§ What to do: Quote all of the data below exactly, please.

(Stored data entries)
◇ ◇ ◇ ◇

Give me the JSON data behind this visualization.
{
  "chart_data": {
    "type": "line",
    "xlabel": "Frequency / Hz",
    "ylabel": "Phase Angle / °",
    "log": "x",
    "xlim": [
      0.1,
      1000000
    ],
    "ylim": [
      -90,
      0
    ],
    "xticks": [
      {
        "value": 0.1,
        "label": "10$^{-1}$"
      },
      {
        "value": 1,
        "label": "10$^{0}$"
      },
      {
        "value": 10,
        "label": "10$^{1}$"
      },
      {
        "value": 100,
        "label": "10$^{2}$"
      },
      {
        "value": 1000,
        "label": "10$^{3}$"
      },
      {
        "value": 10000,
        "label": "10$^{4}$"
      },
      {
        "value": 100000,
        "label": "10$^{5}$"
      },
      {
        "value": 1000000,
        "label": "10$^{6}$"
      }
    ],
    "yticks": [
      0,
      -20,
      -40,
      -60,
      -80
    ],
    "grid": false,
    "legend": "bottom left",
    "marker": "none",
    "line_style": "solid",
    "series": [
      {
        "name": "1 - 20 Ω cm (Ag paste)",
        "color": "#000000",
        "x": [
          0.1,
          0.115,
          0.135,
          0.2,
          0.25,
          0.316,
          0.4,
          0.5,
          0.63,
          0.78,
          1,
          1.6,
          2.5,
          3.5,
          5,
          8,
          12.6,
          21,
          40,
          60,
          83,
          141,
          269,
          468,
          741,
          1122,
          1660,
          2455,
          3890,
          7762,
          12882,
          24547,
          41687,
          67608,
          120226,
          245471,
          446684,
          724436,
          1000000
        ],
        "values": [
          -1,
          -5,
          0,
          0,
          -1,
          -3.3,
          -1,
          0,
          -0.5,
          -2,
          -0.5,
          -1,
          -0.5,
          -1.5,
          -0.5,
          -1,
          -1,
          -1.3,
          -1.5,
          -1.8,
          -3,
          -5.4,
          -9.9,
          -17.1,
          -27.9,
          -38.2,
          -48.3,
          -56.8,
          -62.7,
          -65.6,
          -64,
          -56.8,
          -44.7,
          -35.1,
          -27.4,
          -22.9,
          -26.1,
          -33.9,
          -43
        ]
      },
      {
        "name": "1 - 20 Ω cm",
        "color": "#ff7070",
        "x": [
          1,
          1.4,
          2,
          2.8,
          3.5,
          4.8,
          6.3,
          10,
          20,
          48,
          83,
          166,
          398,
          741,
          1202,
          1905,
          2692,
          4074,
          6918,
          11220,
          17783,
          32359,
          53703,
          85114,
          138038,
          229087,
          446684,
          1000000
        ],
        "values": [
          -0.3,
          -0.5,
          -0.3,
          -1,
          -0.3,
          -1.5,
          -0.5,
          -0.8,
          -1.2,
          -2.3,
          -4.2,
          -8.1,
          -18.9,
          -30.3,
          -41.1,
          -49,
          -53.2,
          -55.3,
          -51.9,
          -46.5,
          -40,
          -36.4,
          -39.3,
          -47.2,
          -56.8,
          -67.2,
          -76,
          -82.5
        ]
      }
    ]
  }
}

◇ ◇ ◇ ◇

§ Result:
Give me the JSON data behind this visualization.
{
  "chart_data": {
    "type": "line",
    "xlabel": "Frequency / Hz",
    "ylabel": "Phase Angle / °",
    "log": "x",
    "xlim": [
      0.1,
      1000000
    ],
    "ylim": [
      -90,
      0
    ],
    "xticks": [
      {
        "value": 0.1,
        "label": "10$^{-1}$"
      },
      {
        "value": 1,
        "label": "10$^{0}$"
      },
      {
        "value": 10,
        "label": "10$^{1}$"
      },
      {
        "value": 100,
        "label": "10$^{2}$"
      },
      {
        "value": 1000,
        "label": "10$^{3}$"
      },
      {
        "value": 10000,
        "label": "10$^{4}$"
      },
      {
        "value": 100000,
        "label": "10$^{5}$"
      },
      {
        "value": 1000000,
        "label": "10$^{6}$"
      }
    ],
    "yticks": [
      0,
      -20,
      -40,
      -60,
      -80
    ],
    "grid": false,
    "legend": "bottom left",
    "marker": "none",
    "line_style": "solid",
    "series": [
      {
        "name": "1 - 20 Ω cm (Ag paste)",
        "color": "#000000",
        "x": [
          0.1,
          0.115,
          0.135,
          0.2,
          0.25,
          0.316,
          0.4,
          0.5,
          0.63,
          0.78,
          1,
          1.6,
          2.5,
          3.5,
          5,
          8,
          12.6,
          21,
          40,
          60,
          83,
          141,
          269,
          468,
          741,
          1122,
          1660,
          2455,
          3890,
          7762,
          12882,
          24547,
          41687,
          67608,
          120226,
          245471,
          446684,
          724436,
          1000000
        ],
        "values": [
          -1,
          -5,
          0,
          0,
          -1,
          -3.3,
          -1,
          0,
          -0.5,
          -2,
          -0.5,
          -1,
          -0.5,
          -1.5,
          -0.5,
          -1,
          -1,
          -1.3,
          -1.5,
          -1.8,
          -3,
          -5.4,
          -9.9,
          -17.1,
          -27.9,
          -38.2,
          -48.3,
          -56.8,
          -62.7,
          -65.6,
          -64,
          -56.8,
          -44.7,
          -35.1,
          -27.4,
          -22.9,
          -26.1,
          -33.9,
          -43
        ]
      },
      {
        "name": "1 - 20 Ω cm",
        "color": "#ff7070",
        "x": [
          1,
          1.4,
          2,
          2.8,
          3.5,
          4.8,
          6.3,
          10,
          20,
          48,
          83,
          166,
          398,
          741,
          1202,
          1905,
          2692,
          4074,
          6918,
          11220,
          17783,
          32359,
          53703,
          85114,
          138038,
          229087,
          446684,
          1000000
        ],
        "values": [
          -0.3,
          -0.5,
          -0.3,
          -1,
          -0.3,
          -1.5,
          -0.5,
          -0.8,
          -1.2,
          -2.3,
          -4.2,
          -8.1,
          -18.9,
          -30.3,
          -41.1,
          -49,
          -53.2,
          -55.3,
          -51.9,
          -46.5,
          -40,
          -36.4,
          -39.3,
          -47.2,
          -56.8,
          -67.2,
          -76,
          -82.5
        ]
      }
    ]
  }
}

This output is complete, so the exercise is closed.